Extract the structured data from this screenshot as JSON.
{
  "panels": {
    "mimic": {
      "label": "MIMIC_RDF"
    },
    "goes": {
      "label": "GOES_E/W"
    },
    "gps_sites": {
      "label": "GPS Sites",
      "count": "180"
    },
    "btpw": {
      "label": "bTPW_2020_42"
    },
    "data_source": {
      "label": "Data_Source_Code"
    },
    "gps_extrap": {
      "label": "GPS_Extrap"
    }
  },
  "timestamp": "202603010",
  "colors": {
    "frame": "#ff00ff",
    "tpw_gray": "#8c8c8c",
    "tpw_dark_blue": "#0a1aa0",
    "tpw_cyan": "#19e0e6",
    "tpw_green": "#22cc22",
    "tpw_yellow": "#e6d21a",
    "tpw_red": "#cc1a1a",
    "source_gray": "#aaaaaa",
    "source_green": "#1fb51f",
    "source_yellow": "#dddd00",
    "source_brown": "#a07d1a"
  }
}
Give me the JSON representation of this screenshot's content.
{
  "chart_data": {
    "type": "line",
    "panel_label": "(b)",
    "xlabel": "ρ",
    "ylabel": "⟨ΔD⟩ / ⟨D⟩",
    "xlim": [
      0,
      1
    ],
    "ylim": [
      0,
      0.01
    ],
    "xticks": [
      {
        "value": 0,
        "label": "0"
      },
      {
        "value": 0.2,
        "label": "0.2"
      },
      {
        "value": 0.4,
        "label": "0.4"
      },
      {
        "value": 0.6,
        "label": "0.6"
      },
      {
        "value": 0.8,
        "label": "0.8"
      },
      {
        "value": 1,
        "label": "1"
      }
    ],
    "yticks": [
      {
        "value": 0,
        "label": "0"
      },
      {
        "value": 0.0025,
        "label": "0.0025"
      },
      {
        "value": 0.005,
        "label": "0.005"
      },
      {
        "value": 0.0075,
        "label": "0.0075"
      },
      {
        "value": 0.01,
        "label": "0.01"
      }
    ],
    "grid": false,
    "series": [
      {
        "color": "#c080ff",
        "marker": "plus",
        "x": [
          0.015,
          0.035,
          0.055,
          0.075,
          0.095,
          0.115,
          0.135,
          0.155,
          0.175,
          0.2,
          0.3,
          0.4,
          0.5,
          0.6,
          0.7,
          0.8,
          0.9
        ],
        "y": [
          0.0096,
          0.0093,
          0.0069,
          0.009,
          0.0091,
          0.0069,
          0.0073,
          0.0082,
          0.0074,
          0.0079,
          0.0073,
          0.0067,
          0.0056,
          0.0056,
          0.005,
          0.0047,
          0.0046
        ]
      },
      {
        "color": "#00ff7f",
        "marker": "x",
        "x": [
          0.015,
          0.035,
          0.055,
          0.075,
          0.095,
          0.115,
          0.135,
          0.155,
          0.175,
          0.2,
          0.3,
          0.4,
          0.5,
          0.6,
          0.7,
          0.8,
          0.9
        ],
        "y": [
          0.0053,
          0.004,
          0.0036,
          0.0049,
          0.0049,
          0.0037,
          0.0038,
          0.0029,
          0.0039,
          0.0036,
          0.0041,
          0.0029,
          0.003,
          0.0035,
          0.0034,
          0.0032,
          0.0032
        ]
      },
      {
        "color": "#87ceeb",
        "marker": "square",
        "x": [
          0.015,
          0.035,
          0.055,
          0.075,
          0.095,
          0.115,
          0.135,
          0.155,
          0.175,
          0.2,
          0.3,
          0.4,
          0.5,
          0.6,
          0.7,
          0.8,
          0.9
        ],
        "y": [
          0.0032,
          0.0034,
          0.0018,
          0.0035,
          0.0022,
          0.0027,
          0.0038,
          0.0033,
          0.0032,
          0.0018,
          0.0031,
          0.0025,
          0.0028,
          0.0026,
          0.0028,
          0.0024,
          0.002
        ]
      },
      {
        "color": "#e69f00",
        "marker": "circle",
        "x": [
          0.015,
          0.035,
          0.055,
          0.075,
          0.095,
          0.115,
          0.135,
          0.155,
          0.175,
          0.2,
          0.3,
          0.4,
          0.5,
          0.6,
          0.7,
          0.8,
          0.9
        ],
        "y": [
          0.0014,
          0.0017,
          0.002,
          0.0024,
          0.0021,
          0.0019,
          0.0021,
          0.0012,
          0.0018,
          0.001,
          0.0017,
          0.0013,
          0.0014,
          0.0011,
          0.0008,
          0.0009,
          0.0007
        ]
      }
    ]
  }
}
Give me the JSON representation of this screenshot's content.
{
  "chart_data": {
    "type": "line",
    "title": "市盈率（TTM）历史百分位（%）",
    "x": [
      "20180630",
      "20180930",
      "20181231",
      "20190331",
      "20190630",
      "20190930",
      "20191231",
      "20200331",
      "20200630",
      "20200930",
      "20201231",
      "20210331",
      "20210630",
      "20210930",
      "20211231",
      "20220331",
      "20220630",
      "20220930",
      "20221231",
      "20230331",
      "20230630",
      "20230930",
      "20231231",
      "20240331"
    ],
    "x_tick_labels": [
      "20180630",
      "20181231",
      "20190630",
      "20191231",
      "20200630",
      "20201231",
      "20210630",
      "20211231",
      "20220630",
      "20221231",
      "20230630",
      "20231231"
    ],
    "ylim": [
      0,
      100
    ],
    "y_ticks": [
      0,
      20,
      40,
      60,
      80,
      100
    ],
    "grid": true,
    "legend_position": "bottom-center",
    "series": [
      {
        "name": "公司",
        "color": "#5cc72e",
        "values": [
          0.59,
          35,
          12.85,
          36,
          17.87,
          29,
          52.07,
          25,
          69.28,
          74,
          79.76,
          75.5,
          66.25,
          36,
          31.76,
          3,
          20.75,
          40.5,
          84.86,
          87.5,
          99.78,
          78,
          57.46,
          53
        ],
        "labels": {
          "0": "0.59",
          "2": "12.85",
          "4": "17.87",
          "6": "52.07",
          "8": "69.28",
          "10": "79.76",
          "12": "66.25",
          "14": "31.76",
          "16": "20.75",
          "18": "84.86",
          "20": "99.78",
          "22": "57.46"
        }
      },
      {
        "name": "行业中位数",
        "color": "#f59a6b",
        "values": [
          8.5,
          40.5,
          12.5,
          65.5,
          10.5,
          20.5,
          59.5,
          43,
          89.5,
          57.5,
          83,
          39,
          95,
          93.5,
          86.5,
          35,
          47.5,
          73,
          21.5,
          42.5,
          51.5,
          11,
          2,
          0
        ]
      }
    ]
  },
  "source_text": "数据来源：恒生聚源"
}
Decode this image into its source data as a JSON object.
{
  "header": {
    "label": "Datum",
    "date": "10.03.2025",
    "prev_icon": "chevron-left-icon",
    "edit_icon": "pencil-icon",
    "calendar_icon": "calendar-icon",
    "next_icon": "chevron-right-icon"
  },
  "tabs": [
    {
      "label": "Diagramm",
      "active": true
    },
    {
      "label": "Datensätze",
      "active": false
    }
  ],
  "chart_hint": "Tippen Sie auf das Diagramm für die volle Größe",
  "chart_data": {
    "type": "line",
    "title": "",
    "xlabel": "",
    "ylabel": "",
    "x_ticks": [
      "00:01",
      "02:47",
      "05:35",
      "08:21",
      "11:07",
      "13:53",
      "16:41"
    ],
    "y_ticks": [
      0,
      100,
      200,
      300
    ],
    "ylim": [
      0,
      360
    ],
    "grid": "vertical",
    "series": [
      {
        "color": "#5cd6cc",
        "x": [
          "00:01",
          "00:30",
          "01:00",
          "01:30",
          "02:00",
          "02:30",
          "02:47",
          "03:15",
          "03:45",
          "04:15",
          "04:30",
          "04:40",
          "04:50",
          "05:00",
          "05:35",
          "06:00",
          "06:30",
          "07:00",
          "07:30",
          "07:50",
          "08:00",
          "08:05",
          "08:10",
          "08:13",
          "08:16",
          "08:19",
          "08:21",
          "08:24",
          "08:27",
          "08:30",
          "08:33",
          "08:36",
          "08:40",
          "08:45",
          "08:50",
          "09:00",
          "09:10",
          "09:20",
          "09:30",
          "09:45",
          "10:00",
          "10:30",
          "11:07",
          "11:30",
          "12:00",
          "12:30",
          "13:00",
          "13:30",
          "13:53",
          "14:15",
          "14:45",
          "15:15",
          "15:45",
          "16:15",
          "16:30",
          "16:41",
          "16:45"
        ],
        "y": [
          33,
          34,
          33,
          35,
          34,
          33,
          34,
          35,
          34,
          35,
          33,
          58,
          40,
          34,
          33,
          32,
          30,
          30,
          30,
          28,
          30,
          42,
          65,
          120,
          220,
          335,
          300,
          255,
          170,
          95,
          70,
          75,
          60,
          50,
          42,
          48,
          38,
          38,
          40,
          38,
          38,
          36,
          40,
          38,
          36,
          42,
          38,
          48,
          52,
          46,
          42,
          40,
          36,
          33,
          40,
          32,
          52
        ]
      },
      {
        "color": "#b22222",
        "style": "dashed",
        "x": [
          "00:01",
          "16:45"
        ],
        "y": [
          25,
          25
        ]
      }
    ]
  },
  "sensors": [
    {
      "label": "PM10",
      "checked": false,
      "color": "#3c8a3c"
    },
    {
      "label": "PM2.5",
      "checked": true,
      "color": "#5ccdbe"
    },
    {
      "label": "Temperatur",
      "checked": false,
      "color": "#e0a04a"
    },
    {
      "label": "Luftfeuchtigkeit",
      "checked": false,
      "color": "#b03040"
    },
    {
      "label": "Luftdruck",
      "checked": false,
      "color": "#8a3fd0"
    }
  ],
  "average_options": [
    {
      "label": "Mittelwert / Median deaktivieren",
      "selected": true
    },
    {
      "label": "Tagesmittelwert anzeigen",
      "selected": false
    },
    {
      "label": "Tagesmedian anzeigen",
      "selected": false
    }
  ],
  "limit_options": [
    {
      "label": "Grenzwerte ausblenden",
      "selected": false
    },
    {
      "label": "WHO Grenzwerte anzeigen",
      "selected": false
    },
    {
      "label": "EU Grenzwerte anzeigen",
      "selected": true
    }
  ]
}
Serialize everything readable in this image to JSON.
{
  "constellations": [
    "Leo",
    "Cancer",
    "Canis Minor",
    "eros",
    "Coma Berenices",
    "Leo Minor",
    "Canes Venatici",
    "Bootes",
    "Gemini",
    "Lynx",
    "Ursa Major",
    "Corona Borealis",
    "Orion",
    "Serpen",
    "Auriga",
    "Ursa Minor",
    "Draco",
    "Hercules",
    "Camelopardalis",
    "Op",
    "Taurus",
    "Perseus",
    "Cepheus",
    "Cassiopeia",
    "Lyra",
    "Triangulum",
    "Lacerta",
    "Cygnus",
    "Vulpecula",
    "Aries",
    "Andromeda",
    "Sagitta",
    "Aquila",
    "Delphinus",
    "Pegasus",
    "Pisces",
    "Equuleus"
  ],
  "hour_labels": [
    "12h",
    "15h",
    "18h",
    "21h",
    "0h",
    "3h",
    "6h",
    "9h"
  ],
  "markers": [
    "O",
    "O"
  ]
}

EXERCISE PROMPT: List the lines that contain the word "this".

OUTPUT OF THE EXERCISE:
Extract the structured data from this screenshot as JSON.
Give me the JSON representation of this screenshot's content.
Give me the JSON representation of this screenshot's content.
Decode this image into its source data as a JSON object.
Serialize everything readable in this image to JSON.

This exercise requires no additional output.